- **Aim**: All records below must be retyped exactly.

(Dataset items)
= = = =

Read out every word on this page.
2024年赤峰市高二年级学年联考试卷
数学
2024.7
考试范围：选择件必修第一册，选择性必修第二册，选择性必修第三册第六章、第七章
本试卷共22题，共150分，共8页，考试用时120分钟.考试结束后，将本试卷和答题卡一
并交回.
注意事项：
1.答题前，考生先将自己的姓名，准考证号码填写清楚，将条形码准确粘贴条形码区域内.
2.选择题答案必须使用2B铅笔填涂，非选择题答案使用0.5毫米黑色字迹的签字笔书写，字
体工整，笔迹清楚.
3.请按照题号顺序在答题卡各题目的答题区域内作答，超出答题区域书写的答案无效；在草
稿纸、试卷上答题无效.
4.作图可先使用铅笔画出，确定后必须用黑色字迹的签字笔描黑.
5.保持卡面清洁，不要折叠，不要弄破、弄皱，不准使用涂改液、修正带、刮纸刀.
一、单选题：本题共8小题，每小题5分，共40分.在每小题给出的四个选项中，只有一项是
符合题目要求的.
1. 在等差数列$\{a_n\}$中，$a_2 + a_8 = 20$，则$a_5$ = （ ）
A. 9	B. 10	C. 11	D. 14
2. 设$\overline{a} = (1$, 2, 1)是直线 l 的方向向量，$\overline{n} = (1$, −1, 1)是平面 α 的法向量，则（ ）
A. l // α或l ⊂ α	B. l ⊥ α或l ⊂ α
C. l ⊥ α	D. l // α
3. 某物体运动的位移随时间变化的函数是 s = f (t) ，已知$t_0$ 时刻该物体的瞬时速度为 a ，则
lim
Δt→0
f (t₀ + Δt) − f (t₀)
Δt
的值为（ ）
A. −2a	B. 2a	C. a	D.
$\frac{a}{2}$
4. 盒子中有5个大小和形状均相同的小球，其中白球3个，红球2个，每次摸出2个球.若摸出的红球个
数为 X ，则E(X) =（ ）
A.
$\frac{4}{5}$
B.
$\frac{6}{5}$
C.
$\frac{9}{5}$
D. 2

= = = =

- **The reply**:
Read out every word on this page.
2024年赤峰市高二年级学年联考试卷
数学
2024.7
考试范围：选择件必修第一册，选择性必修第二册，选择性必修第三册第六章、第七章
本试卷共22题，共150分，共8页，考试用时120分钟.考试结束后，将本试卷和答题卡一
并交回.
注意事项：
1.答题前，考生先将自己的姓名，准考证号码填写清楚，将条形码准确粘贴条形码区域内.
2.选择题答案必须使用2B铅笔填涂，非选择题答案使用0.5毫米黑色字迹的签字笔书写，字
体工整，笔迹清楚.
3.请按照题号顺序在答题卡各题目的答题区域内作答，超出答题区域书写的答案无效；在草
稿纸、试卷上答题无效.
4.作图可先使用铅笔画出，确定后必须用黑色字迹的签字笔描黑.
5.保持卡面清洁，不要折叠，不要弄破、弄皱，不准使用涂改液、修正带、刮纸刀.
一、单选题：本题共8小题，每小题5分，共40分.在每小题给出的四个选项中，只有一项是
符合题目要求的.
1. 在等差数列$\{a_n\}$中，$a_2 + a_8 = 20$，则$a_5$ = （ ）
A. 9	B. 10	C. 11	D. 14
2. 设$\overline{a} = (1$, 2, 1)是直线 l 的方向向量，$\overline{n} = (1$, −1, 1)是平面 α 的法向量，则（ ）
A. l // α或l ⊂ α	B. l ⊥ α或l ⊂ α
C. l ⊥ α	D. l // α
3. 某物体运动的位移随时间变化的函数是 s = f (t) ，已知$t_0$ 时刻该物体的瞬时速度为 a ，则
lim
Δt→0
f (t₀ + Δt) − f (t₀)
Δt
的值为（ ）
A. −2a	B. 2a	C. a	D.
$\frac{a}{2}$
4. 盒子中有5个大小和形状均相同的小球，其中白球3个，红球2个，每次摸出2个球.若摸出的红球个
数为 X ，则E(X) =（ ）
A.
$\frac{4}{5}$
B.
$\frac{6}{5}$
C.
$\frac{9}{5}$
D. 2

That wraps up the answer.